◆ **Task requirements**: Give every line of the material again, exactly as written.

[Task input start]

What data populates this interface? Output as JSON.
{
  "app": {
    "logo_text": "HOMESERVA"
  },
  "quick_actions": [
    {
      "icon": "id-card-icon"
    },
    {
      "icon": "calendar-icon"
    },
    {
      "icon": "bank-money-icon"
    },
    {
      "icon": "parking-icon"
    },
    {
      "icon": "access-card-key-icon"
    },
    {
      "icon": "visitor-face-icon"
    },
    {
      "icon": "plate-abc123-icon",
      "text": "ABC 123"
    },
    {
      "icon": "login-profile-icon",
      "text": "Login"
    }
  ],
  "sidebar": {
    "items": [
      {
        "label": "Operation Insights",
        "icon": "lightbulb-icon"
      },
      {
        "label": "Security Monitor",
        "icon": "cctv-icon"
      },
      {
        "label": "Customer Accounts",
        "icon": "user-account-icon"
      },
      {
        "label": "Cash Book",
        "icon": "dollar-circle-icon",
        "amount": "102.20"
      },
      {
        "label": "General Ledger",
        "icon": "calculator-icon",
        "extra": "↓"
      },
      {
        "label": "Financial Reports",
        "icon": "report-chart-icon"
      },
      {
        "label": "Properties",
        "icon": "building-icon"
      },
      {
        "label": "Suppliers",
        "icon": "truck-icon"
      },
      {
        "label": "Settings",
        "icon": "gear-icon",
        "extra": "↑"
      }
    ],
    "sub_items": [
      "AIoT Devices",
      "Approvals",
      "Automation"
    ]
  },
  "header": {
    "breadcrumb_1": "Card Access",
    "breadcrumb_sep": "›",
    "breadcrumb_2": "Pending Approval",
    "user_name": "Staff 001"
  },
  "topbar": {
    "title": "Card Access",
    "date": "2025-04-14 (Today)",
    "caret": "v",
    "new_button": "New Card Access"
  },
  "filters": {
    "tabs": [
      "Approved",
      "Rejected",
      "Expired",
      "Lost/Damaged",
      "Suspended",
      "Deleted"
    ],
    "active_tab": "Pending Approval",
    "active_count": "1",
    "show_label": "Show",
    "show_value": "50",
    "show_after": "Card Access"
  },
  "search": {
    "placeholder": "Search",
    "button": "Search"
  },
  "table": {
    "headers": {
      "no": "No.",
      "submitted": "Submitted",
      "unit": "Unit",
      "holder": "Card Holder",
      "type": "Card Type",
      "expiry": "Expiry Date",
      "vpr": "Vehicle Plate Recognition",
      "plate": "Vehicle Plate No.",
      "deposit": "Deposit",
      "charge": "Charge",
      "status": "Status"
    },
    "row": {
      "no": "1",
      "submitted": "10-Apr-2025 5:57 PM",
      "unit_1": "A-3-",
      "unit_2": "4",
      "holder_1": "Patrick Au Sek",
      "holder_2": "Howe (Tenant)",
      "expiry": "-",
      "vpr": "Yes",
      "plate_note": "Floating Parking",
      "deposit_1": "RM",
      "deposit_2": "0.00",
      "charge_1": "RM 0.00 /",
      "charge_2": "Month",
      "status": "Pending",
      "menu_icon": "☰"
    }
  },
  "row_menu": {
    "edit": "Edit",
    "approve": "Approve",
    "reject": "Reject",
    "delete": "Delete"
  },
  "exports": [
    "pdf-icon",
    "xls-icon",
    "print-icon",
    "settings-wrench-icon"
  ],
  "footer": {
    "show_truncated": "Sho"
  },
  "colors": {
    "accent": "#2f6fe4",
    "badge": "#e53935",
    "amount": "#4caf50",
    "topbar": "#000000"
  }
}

[Task input end]

◆ **Finished task**:
What data populates this interface? Output as JSON.
{
  "app": {
    "logo_text": "HOMESERVA"
  },
  "quick_actions": [
    {
      "icon": "id-card-icon"
    },
    {
      "icon": "calendar-icon"
    },
    {
      "icon": "bank-money-icon"
    },
    {
      "icon": "parking-icon"
    },
    {
      "icon": "access-card-key-icon"
    },
    {
      "icon": "visitor-face-icon"
    },
    {
      "icon": "plate-abc123-icon",
      "text": "ABC 123"
    },
    {
      "icon": "login-profile-icon",
      "text": "Login"
    }
  ],
  "sidebar": {
    "items": [
      {
        "label": "Operation Insights",
        "icon": "lightbulb-icon"
      },
      {
        "label": "Security Monitor",
        "icon": "cctv-icon"
      },
      {
        "label": "Customer Accounts",
        "icon": "user-account-icon"
      },
      {
        "label": "Cash Book",
        "icon": "dollar-circle-icon",
        "amount": "102.20"
      },
      {
        "label": "General Ledger",
        "icon": "calculator-icon",
        "extra": "↓"
      },
      {
        "label": "Financial Reports",
        "icon": "report-chart-icon"
      },
      {
        "label": "Properties",
        "icon": "building-icon"
      },
      {
        "label": "Suppliers",
        "icon": "truck-icon"
      },
      {
        "label": "Settings",
        "icon": "gear-icon",
        "extra": "↑"
      }
    ],
    "sub_items": [
      "AIoT Devices",
      "Approvals",
      "Automation"
    ]
  },
  "header": {
    "breadcrumb_1": "Card Access",
    "breadcrumb_sep": "›",
    "breadcrumb_2": "Pending Approval",
    "user_name": "Staff 001"
  },
  "topbar": {
    "title": "Card Access",
    "date": "2025-04-14 (Today)",
    "caret": "v",
    "new_button": "New Card Access"
  },
  "filters": {
    "tabs": [
      "Approved",
      "Rejected",
      "Expired",
      "Lost/Damaged",
      "Suspended",
      "Deleted"
    ],
    "active_tab": "Pending Approval",
    "active_count": "1",
    "show_label": "Show",
    "show_value": "50",
    "show_after": "Card Access"
  },
  "search": {
    "placeholder": "Search",
    "button": "Search"
  },
  "table": {
    "headers": {
      "no": "No.",
      "submitted": "Submitted",
      "unit": "Unit",
      "holder": "Card Holder",
      "type": "Card Type",
      "expiry": "Expiry Date",
      "vpr": "Vehicle Plate Recognition",
      "plate": "Vehicle Plate No.",
      "deposit": "Deposit",
      "charge": "Charge",
      "status": "Status"
    },
    "row": {
      "no": "1",
      "submitted": "10-Apr-2025 5:57 PM",
      "unit_1": "A-3-",
      "unit_2": "4",
      "holder_1": "Patrick Au Sek",
      "holder_2": "Howe (Tenant)",
      "expiry": "-",
      "vpr": "Yes",
      "plate_note": "Floating Parking",
      "deposit_1": "RM",
      "deposit_2": "0.00",
      "charge_1": "RM 0.00 /",
      "charge_2": "Month",
      "status": "Pending",
      "menu_icon": "☰"
    }
  },
  "row_menu": {
    "edit": "Edit",
    "approve": "Approve",
    "reject": "Reject",
    "delete": "Delete"
  },
  "exports": [
    "pdf-icon",
    "xls-icon",
    "print-icon",
    "settings-wrench-icon"
  ],
  "footer": {
    "show_truncated": "Sho"
  },
  "colors": {
    "accent": "#2f6fe4",
    "badge": "#e53935",
    "amount": "#4caf50",
    "topbar": "#000000"
  }
}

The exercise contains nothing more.